From the listing below, select every line where the word "icon" appears.

-- BEGIN PROVIDED INFORMATION --

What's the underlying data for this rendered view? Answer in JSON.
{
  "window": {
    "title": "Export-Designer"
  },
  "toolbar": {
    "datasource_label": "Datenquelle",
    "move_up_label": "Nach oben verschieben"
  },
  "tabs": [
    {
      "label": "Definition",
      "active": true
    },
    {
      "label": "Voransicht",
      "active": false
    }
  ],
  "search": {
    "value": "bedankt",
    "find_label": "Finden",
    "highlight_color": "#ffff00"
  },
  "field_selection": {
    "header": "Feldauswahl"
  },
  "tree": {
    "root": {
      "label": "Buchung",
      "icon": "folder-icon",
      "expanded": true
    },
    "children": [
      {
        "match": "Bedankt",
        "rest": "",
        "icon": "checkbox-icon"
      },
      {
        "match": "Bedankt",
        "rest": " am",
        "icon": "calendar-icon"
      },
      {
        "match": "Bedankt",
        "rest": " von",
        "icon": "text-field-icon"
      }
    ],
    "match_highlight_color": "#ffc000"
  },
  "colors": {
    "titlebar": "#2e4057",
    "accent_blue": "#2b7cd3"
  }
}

-- END PROVIDED INFORMATION --

EXERCISE ANSWER
      "icon": "folder-icon",
        "icon": "checkbox-icon"
        "icon": "calendar-icon"
        "icon": "text-field-icon"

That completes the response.